_Exercise brief:_
Scan the records for the string "this"; copy each line where it occurs.

_Entries provided:_
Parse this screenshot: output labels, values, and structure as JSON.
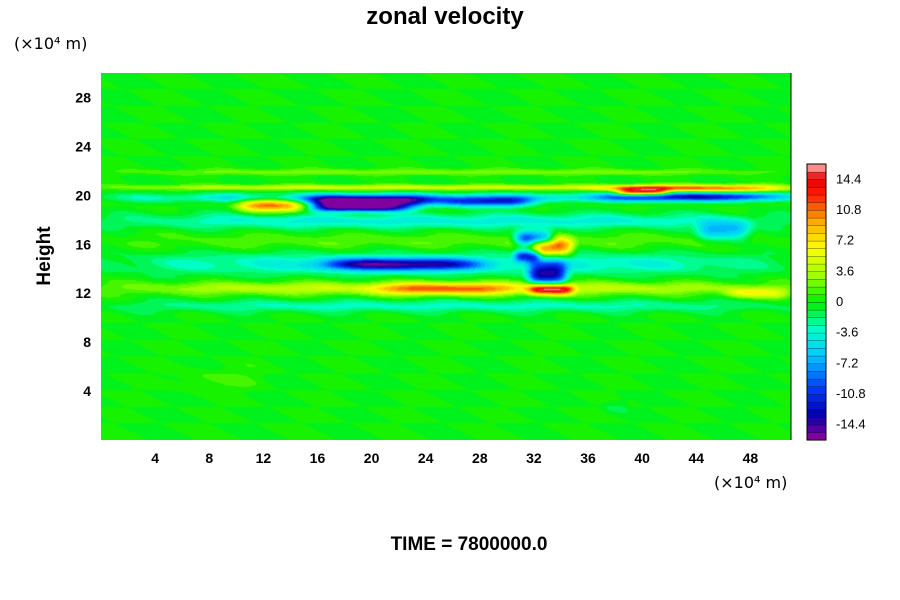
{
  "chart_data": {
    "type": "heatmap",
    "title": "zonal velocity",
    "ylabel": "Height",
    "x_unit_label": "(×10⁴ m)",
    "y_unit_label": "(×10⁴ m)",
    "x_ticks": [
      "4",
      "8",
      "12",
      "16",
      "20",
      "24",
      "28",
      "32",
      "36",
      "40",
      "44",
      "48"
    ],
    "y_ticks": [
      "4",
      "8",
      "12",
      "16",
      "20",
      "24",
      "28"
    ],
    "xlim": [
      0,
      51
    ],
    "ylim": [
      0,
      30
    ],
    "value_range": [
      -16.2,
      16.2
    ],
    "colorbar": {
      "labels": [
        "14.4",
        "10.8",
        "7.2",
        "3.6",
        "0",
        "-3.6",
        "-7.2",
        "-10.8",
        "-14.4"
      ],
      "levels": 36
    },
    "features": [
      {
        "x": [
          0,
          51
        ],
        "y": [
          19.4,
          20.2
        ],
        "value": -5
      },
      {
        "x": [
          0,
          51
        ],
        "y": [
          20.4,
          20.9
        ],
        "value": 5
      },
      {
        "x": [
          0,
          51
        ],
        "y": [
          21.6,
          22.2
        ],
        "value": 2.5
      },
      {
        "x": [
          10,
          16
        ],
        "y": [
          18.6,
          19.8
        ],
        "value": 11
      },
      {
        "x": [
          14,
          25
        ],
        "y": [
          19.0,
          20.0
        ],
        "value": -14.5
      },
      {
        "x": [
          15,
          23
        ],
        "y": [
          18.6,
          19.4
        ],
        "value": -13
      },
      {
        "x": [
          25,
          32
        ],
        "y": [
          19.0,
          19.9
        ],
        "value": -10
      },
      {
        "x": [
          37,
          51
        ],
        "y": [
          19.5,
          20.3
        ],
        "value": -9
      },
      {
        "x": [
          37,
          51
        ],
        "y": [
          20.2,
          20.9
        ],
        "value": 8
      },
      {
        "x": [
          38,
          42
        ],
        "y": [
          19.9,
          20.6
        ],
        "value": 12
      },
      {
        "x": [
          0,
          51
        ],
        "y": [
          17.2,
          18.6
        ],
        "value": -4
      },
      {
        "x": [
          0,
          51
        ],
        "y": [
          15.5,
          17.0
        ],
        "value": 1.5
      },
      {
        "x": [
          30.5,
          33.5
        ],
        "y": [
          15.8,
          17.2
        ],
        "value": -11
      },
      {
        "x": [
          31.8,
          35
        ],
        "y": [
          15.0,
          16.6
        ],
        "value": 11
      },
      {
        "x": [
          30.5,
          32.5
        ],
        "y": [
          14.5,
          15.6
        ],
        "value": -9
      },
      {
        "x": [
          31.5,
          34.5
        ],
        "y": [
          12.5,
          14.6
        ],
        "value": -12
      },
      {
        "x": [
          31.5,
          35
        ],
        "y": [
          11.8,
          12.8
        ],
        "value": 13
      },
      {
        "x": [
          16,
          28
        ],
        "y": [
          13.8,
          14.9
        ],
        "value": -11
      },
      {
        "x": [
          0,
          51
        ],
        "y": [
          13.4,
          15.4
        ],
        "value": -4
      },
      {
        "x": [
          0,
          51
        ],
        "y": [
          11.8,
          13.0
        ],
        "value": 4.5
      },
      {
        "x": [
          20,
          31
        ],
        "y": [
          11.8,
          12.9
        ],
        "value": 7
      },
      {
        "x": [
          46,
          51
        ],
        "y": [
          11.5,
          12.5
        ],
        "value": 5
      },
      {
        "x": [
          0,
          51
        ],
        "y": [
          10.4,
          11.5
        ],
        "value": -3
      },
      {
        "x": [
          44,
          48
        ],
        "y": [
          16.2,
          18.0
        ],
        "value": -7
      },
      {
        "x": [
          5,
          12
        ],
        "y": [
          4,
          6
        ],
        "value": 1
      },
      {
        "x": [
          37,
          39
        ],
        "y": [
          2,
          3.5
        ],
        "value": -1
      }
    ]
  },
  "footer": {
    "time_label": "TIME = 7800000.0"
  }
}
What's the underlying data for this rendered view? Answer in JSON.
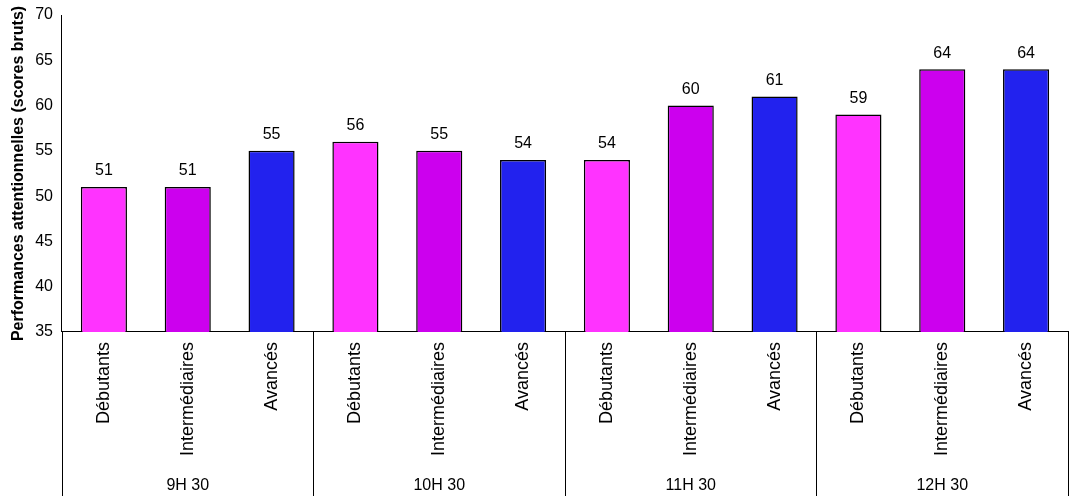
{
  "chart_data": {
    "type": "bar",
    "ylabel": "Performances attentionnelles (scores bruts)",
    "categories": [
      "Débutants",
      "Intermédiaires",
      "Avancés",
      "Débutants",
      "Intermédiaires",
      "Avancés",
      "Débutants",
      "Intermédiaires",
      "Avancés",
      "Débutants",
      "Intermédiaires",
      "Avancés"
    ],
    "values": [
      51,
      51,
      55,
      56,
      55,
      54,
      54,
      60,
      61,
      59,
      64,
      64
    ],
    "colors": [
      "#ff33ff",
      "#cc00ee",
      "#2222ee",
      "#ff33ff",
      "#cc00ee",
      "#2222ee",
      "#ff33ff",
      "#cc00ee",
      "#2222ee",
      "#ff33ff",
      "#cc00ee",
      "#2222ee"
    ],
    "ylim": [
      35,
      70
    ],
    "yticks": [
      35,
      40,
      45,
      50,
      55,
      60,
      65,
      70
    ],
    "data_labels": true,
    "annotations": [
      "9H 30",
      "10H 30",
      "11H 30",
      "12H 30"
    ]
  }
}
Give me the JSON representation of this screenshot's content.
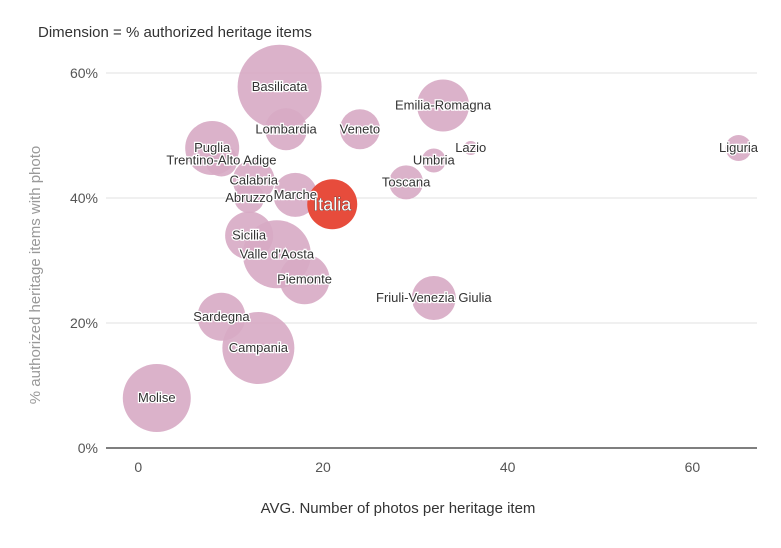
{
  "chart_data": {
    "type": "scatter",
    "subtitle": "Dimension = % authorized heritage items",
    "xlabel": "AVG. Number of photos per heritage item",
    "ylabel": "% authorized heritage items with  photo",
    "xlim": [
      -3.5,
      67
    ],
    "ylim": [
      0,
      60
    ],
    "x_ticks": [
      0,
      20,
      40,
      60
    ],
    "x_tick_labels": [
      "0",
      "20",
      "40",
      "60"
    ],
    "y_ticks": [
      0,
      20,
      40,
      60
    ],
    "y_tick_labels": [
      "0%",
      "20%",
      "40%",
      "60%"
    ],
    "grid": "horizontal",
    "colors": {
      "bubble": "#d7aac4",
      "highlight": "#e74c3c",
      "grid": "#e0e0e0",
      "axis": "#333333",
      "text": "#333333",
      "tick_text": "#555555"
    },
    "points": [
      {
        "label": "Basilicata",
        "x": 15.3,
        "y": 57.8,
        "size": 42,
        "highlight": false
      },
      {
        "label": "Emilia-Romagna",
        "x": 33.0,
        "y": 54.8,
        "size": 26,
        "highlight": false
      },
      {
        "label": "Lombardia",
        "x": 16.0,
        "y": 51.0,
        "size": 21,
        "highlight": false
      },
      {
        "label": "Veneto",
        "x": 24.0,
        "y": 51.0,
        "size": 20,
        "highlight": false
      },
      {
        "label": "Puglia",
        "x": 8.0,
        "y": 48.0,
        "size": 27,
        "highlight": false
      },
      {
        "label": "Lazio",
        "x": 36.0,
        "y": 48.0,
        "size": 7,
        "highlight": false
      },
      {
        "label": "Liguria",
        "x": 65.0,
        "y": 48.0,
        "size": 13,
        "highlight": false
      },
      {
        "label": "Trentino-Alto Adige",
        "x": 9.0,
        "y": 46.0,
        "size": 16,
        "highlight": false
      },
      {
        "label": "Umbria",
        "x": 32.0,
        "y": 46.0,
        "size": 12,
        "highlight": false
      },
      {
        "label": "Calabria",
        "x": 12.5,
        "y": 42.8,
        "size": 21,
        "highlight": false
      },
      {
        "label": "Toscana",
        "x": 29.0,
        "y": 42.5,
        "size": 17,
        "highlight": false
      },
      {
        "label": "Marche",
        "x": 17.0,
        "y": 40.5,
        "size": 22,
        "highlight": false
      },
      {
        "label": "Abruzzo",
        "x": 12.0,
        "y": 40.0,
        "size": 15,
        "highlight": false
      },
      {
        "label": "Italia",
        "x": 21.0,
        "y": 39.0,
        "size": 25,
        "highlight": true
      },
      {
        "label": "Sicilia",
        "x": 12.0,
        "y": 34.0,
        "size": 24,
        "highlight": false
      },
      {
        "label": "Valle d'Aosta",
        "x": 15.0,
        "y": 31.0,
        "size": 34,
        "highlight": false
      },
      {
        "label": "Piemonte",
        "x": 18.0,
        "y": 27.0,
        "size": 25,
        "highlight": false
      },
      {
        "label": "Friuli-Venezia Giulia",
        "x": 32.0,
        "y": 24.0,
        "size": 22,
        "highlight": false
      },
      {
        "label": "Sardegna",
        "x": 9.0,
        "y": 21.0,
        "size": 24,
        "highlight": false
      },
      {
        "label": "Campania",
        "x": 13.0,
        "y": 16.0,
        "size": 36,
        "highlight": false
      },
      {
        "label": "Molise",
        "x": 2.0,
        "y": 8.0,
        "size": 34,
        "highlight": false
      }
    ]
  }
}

_Solution:_
Parse this screenshot: output labels, values, and structure as JSON.
What's the underlying data for this rendered view? Answer in JSON.
Give me the JSON representation of this screenshot's content.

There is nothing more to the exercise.